**Short problem**
Work through the data below and give the number of lines holding "pregare", nothing more.

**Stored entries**
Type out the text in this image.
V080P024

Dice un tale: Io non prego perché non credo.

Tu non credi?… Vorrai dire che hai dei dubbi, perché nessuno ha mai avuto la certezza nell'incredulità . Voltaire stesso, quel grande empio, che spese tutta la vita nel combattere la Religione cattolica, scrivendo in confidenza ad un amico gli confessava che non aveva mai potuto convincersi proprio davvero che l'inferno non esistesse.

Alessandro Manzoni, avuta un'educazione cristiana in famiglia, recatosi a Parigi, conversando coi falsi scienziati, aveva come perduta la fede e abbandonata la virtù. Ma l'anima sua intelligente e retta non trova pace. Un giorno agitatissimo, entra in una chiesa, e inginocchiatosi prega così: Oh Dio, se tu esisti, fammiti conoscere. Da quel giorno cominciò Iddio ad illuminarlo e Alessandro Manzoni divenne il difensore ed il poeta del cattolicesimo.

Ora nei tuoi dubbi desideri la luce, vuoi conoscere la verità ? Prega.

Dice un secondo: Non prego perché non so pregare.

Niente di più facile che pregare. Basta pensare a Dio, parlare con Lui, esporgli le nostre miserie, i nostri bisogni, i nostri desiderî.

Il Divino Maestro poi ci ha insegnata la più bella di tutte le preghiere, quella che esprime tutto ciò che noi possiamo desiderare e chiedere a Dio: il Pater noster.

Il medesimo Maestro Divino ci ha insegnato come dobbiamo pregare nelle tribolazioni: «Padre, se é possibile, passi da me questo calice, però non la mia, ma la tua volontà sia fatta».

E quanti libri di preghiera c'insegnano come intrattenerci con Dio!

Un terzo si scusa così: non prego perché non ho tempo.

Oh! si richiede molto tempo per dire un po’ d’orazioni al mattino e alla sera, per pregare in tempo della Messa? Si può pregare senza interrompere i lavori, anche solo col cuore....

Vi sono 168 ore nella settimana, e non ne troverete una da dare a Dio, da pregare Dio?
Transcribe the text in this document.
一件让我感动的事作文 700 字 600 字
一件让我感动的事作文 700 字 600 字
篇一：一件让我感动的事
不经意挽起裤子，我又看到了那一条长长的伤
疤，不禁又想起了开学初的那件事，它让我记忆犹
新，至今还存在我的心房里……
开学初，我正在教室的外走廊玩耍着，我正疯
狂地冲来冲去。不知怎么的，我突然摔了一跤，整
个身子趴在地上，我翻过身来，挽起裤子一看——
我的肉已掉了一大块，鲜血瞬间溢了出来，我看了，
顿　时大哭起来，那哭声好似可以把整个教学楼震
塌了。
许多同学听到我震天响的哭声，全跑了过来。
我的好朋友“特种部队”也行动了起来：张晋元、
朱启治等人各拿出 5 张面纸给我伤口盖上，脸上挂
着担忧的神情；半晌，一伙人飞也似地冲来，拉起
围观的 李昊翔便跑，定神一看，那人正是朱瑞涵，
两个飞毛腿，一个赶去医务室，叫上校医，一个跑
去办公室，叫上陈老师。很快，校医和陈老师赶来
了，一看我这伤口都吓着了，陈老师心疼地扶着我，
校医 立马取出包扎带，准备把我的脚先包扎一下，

**Answer below**
5